Problem statement: Reproduce all of the listing below without alteration.

Record list:
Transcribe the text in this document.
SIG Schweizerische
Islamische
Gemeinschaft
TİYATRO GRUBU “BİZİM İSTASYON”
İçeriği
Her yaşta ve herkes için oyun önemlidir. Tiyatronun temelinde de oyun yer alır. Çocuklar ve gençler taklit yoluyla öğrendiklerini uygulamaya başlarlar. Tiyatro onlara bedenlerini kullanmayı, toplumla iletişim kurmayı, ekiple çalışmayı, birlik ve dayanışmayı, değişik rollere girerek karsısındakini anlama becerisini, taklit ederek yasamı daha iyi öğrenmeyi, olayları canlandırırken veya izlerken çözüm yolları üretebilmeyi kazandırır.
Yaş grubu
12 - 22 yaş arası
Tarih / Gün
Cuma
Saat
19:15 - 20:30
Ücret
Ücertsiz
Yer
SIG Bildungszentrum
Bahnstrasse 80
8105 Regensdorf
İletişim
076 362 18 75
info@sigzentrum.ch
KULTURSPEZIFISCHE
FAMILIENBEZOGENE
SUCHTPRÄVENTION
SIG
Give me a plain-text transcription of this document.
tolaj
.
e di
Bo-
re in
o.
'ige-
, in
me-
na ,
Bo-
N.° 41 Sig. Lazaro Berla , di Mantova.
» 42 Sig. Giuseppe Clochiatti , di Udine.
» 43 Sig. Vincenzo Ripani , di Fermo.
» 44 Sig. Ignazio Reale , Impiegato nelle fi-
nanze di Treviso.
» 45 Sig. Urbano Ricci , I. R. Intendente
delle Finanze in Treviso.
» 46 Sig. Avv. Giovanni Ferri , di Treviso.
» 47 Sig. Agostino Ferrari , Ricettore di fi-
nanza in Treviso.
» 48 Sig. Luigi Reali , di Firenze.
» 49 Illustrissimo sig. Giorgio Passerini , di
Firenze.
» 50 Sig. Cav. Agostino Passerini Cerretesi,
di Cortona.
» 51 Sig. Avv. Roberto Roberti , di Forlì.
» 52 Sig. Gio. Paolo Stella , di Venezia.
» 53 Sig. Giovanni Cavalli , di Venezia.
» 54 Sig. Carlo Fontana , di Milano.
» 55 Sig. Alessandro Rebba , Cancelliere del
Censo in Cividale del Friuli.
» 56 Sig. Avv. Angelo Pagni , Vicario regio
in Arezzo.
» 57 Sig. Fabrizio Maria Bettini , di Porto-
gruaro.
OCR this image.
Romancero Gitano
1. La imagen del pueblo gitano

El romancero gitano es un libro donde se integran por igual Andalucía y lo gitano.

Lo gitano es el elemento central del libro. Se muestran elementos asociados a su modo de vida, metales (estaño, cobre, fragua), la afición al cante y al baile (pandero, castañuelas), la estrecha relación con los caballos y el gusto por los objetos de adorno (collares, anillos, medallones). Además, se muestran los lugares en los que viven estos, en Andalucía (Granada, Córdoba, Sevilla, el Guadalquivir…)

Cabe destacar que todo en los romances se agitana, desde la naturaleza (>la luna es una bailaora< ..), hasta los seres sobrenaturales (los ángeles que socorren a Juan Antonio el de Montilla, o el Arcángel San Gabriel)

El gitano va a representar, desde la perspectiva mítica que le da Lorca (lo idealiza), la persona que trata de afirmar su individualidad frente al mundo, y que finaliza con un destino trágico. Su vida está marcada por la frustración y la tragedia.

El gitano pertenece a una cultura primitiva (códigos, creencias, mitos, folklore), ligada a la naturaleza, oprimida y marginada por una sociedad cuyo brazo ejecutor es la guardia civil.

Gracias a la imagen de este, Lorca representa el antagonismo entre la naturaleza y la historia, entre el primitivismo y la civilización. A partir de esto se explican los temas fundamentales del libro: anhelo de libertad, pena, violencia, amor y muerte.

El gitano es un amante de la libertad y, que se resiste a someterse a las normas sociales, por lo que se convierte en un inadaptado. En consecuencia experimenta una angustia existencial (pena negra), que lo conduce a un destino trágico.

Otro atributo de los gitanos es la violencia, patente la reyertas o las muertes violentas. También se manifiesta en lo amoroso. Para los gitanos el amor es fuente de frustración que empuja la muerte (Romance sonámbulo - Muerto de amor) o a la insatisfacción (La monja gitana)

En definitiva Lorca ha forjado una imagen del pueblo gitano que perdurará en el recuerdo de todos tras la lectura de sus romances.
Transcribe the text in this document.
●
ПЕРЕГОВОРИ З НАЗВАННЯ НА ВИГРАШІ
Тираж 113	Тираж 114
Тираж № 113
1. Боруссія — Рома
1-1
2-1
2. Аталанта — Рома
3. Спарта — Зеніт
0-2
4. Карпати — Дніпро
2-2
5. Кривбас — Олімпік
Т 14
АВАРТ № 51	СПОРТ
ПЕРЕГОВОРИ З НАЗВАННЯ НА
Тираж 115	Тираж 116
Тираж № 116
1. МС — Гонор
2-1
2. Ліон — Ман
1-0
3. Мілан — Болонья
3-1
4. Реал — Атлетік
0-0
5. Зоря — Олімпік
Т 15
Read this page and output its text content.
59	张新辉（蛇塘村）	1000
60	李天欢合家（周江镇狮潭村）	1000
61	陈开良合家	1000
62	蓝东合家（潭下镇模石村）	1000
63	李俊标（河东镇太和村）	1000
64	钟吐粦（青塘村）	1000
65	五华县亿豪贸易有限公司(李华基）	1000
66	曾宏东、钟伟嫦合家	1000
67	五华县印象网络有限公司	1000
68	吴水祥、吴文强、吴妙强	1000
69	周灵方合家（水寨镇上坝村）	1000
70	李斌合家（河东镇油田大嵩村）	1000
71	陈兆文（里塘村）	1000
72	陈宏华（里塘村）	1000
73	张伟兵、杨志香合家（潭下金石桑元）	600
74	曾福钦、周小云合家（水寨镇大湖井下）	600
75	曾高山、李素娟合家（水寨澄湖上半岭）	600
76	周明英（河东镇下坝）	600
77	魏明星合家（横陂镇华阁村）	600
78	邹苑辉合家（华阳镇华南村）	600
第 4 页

Answer below:
Transcribe the text in this document.
SIG Schweizerische
Islamische
Gemeinschaft
TİYATRO GRUBU “BİZİM İSTASYON”
İçeriği
Her yaşta ve herkes için oyun önemlidir. Tiyatronun temelinde de oyun yer alır. Çocuklar ve gençler taklit yoluyla öğrendiklerini uygulamaya başlarlar. Tiyatro onlara bedenlerini kullanmayı, toplumla iletişim kurmayı, ekiple çalışmayı, birlik ve dayanışmayı, değişik rollere girerek karsısındakini anlama becerisini, taklit ederek yasamı daha iyi öğrenmeyi, olayları canlandırırken veya izlerken çözüm yolları üretebilmeyi kazandırır.
Yaş grubu
12 - 22 yaş arası
Tarih / Gün
Cuma
Saat
19:15 - 20:30
Ücret
Ücertsiz
Yer
SIG Bildungszentrum
Bahnstrasse 80
8105 Regensdorf
İletişim
076 362 18 75
info@sigzentrum.ch
KULTURSPEZIFISCHE
FAMILIENBEZOGENE
SUCHTPRÄVENTION
SIG
Give me a plain-text transcription of this document.
tolaj
.
e di
Bo-
re in
o.
'ige-
, in
me-
na ,
Bo-
N.° 41 Sig. Lazaro Berla , di Mantova.
» 42 Sig. Giuseppe Clochiatti , di Udine.
» 43 Sig. Vincenzo Ripani , di Fermo.
» 44 Sig. Ignazio Reale , Impiegato nelle fi-
nanze di Treviso.
» 45 Sig. Urbano Ricci , I. R. Intendente
delle Finanze in Treviso.
» 46 Sig. Avv. Giovanni Ferri , di Treviso.
» 47 Sig. Agostino Ferrari , Ricettore di fi-
nanza in Treviso.
» 48 Sig. Luigi Reali , di Firenze.
» 49 Illustrissimo sig. Giorgio Passerini , di
Firenze.
» 50 Sig. Cav. Agostino Passerini Cerretesi,
di Cortona.
» 51 Sig. Avv. Roberto Roberti , di Forlì.
» 52 Sig. Gio. Paolo Stella , di Venezia.
» 53 Sig. Giovanni Cavalli , di Venezia.
» 54 Sig. Carlo Fontana , di Milano.
» 55 Sig. Alessandro Rebba , Cancelliere del
Censo in Cividale del Friuli.
» 56 Sig. Avv. Angelo Pagni , Vicario regio
in Arezzo.
» 57 Sig. Fabrizio Maria Bettini , di Porto-
gruaro.
OCR this image.
Romancero Gitano
1. La imagen del pueblo gitano

El romancero gitano es un libro donde se integran por igual Andalucía y lo gitano.

Lo gitano es el elemento central del libro. Se muestran elementos asociados a su modo de vida, metales (estaño, cobre, fragua), la afición al cante y al baile (pandero, castañuelas), la estrecha relación con los caballos y el gusto por los objetos de adorno (collares, anillos, medallones). Además, se muestran los lugares en los que viven estos, en Andalucía (Granada, Córdoba, Sevilla, el Guadalquivir…)

Cabe destacar que todo en los romances se agitana, desde la naturaleza (>la luna es una bailaora< ..), hasta los seres sobrenaturales (los ángeles que socorren a Juan Antonio el de Montilla, o el Arcángel San Gabriel)

El gitano va a representar, desde la perspectiva mítica que le da Lorca (lo idealiza), la persona que trata de afirmar su individualidad frente al mundo, y que finaliza con un destino trágico. Su vida está marcada por la frustración y la tragedia.

El gitano pertenece a una cultura primitiva (códigos, creencias, mitos, folklore), ligada a la naturaleza, oprimida y marginada por una sociedad cuyo brazo ejecutor es la guardia civil.

Gracias a la imagen de este, Lorca representa el antagonismo entre la naturaleza y la historia, entre el primitivismo y la civilización. A partir de esto se explican los temas fundamentales del libro: anhelo de libertad, pena, violencia, amor y muerte.

El gitano es un amante de la libertad y, que se resiste a someterse a las normas sociales, por lo que se convierte en un inadaptado. En consecuencia experimenta una angustia existencial (pena negra), que lo conduce a un destino trágico.

Otro atributo de los gitanos es la violencia, patente la reyertas o las muertes violentas. También se manifiesta en lo amoroso. Para los gitanos el amor es fuente de frustración que empuja la muerte (Romance sonámbulo - Muerto de amor) o a la insatisfacción (La monja gitana)

En definitiva Lorca ha forjado una imagen del pueblo gitano que perdurará en el recuerdo de todos tras la lectura de sus romances.
Transcribe the text in this document.
●
ПЕРЕГОВОРИ З НАЗВАННЯ НА ВИГРАШІ
Тираж 113	Тираж 114
Тираж № 113
1. Боруссія — Рома
1-1
2-1
2. Аталанта — Рома
3. Спарта — Зеніт
0-2
4. Карпати — Дніпро
2-2
5. Кривбас — Олімпік
Т 14
АВАРТ № 51	СПОРТ
ПЕРЕГОВОРИ З НАЗВАННЯ НА
Тираж 115	Тираж 116
Тираж № 116
1. МС — Гонор
2-1
2. Ліон — Ман
1-0
3. Мілан — Болонья
3-1
4. Реал — Атлетік
0-0
5. Зоря — Олімпік
Т 15
Read this page and output its text content.
59	张新辉（蛇塘村）	1000
60	李天欢合家（周江镇狮潭村）	1000
61	陈开良合家	1000
62	蓝东合家（潭下镇模石村）	1000
63	李俊标（河东镇太和村）	1000
64	钟吐粦（青塘村）	1000
65	五华县亿豪贸易有限公司(李华基）	1000
66	曾宏东、钟伟嫦合家	1000
67	五华县印象网络有限公司	1000
68	吴水祥、吴文强、吴妙强	1000
69	周灵方合家（水寨镇上坝村）	1000
70	李斌合家（河东镇油田大嵩村）	1000
71	陈兆文（里塘村）	1000
72	陈宏华（里塘村）	1000
73	张伟兵、杨志香合家（潭下金石桑元）	600
74	曾福钦、周小云合家（水寨镇大湖井下）	600
75	曾高山、李素娟合家（水寨澄湖上半岭）	600
76	周明英（河东镇下坝）	600
77	魏明星合家（横陂镇华阁村）	600
78	邹苑辉合家（华阳镇华南村）	600
第 4 页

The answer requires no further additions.